__WHAT IS ASKED__
Select each line where the word "EURJPY" appears.

__RECORDS SHOWN__
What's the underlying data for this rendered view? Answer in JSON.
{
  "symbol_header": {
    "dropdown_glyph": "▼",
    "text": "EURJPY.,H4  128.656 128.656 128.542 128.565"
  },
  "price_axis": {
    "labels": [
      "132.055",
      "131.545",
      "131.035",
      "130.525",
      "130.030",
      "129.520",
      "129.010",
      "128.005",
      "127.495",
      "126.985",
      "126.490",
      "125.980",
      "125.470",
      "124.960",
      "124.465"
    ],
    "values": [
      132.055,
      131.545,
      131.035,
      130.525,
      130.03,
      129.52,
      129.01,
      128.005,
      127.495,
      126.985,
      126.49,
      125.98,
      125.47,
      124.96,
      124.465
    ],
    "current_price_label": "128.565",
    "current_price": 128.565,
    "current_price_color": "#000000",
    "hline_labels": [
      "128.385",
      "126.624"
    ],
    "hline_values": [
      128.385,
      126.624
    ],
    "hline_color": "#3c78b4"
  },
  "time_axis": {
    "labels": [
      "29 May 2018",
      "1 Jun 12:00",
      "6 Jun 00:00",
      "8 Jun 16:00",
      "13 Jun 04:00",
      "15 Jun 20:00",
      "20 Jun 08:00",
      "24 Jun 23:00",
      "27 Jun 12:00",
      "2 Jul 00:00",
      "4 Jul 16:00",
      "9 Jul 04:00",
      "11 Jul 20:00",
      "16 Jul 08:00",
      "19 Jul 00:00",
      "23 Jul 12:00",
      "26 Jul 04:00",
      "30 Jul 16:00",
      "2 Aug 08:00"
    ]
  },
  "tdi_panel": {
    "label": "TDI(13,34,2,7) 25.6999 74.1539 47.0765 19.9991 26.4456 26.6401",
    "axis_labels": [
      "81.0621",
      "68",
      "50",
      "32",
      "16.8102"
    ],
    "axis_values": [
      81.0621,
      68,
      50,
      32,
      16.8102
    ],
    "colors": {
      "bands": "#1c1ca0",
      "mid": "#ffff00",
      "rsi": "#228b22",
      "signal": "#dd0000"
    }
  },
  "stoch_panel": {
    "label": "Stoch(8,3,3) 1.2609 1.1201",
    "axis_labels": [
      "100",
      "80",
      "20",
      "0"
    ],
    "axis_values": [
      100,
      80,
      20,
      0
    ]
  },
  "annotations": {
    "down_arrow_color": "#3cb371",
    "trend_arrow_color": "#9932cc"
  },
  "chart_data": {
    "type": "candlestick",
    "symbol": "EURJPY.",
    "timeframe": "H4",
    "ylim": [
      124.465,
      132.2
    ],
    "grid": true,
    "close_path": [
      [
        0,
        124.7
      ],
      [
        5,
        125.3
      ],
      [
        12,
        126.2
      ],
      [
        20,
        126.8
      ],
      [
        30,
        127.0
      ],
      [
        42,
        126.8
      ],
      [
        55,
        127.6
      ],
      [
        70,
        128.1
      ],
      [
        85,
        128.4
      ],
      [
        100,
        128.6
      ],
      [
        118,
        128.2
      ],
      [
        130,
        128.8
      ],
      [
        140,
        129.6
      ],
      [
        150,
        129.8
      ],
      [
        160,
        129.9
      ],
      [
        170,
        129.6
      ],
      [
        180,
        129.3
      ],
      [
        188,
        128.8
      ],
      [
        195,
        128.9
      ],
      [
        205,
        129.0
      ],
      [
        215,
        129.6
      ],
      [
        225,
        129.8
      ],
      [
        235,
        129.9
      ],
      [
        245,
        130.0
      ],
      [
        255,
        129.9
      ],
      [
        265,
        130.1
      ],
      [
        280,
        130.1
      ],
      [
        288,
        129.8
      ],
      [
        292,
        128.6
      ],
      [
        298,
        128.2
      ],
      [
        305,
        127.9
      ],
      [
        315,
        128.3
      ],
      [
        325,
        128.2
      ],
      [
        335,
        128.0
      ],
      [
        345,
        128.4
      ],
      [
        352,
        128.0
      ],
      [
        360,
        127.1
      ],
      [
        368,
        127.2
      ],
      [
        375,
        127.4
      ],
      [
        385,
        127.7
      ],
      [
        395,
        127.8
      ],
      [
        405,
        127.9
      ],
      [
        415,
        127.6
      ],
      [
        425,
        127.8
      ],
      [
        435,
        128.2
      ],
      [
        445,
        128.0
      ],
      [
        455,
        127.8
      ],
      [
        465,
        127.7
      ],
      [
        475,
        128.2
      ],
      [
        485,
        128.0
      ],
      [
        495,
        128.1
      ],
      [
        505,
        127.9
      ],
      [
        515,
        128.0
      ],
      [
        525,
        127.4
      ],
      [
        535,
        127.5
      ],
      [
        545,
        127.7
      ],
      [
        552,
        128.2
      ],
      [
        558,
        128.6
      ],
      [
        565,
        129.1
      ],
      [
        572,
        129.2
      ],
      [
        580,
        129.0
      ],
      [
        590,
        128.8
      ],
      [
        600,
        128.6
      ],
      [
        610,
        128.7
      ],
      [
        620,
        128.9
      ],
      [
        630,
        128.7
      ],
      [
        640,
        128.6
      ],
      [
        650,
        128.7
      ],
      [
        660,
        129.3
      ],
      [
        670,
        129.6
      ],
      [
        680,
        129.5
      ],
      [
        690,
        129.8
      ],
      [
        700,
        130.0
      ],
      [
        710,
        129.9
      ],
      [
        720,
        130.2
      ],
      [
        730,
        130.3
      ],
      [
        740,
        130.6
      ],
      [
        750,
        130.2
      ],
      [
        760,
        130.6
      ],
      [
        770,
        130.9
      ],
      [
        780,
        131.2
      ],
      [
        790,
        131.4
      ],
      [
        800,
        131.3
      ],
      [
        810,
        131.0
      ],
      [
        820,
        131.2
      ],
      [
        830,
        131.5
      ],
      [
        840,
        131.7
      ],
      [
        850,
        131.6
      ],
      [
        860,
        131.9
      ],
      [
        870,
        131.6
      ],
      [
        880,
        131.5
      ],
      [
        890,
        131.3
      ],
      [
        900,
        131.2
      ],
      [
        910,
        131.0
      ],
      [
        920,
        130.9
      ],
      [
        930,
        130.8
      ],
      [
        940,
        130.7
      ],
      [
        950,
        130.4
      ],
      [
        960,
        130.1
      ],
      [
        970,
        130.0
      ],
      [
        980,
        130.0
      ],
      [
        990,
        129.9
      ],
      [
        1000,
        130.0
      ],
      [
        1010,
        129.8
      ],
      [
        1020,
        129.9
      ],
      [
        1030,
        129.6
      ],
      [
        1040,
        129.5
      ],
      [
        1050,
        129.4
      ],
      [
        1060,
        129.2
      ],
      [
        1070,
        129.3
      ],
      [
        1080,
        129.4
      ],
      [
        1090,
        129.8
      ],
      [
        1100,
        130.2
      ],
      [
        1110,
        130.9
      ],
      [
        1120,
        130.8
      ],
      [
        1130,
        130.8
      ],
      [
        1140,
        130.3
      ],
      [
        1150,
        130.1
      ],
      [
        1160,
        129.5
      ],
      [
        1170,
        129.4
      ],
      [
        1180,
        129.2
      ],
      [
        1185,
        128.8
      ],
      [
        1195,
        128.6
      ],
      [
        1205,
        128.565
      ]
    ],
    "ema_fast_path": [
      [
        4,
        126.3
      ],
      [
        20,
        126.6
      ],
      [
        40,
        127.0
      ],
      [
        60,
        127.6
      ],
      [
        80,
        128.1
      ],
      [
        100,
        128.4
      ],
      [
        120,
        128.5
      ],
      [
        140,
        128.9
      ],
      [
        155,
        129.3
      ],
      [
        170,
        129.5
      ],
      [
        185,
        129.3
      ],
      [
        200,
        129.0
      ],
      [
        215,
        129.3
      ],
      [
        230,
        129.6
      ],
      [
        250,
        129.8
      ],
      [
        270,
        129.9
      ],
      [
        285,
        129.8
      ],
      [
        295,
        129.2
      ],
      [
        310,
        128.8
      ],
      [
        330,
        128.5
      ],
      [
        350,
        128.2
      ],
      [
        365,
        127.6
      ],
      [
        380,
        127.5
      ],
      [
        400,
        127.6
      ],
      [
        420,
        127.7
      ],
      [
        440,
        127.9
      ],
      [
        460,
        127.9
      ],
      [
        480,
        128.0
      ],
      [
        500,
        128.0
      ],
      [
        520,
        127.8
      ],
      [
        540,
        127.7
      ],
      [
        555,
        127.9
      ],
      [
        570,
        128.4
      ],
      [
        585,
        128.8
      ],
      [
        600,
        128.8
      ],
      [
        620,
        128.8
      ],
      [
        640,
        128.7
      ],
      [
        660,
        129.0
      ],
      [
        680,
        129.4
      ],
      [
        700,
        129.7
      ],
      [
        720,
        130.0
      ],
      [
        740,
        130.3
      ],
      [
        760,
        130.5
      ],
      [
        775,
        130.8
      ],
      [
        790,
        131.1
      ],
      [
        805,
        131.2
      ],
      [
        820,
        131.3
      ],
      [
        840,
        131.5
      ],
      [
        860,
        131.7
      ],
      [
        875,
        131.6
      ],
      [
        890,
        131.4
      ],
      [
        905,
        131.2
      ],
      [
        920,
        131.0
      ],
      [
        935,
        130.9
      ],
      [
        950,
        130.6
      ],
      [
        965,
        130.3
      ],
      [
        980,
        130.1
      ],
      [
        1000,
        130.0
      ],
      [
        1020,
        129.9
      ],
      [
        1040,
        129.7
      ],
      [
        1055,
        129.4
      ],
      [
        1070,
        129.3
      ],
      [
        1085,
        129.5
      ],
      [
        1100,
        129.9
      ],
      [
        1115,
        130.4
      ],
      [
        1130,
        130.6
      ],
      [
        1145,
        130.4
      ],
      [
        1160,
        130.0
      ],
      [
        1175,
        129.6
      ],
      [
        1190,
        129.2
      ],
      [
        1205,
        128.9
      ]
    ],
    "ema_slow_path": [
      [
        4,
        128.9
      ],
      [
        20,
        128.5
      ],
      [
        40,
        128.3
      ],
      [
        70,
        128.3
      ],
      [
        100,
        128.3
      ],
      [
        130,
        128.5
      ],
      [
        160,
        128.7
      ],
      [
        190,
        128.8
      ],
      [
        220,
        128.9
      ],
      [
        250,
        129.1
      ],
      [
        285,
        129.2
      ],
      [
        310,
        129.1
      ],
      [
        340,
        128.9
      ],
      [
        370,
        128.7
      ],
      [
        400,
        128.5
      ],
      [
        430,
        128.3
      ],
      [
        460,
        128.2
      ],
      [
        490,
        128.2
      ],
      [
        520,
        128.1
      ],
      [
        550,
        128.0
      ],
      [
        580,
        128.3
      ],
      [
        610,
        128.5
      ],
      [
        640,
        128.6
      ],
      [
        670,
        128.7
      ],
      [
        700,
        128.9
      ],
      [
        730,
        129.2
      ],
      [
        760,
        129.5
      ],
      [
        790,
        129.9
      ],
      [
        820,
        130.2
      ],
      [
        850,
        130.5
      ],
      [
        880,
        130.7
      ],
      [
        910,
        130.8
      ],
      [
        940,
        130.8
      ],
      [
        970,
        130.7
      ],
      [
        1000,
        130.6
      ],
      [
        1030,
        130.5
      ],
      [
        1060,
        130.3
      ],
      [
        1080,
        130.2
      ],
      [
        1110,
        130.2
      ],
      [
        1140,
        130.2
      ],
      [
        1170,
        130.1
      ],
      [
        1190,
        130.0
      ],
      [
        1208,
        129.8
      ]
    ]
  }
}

__REPLY TO THE EXERCISE__
    "text": "EURJPY.,H4  128.656 128.656 128.542 128.565"
    "symbol": "EURJPY.",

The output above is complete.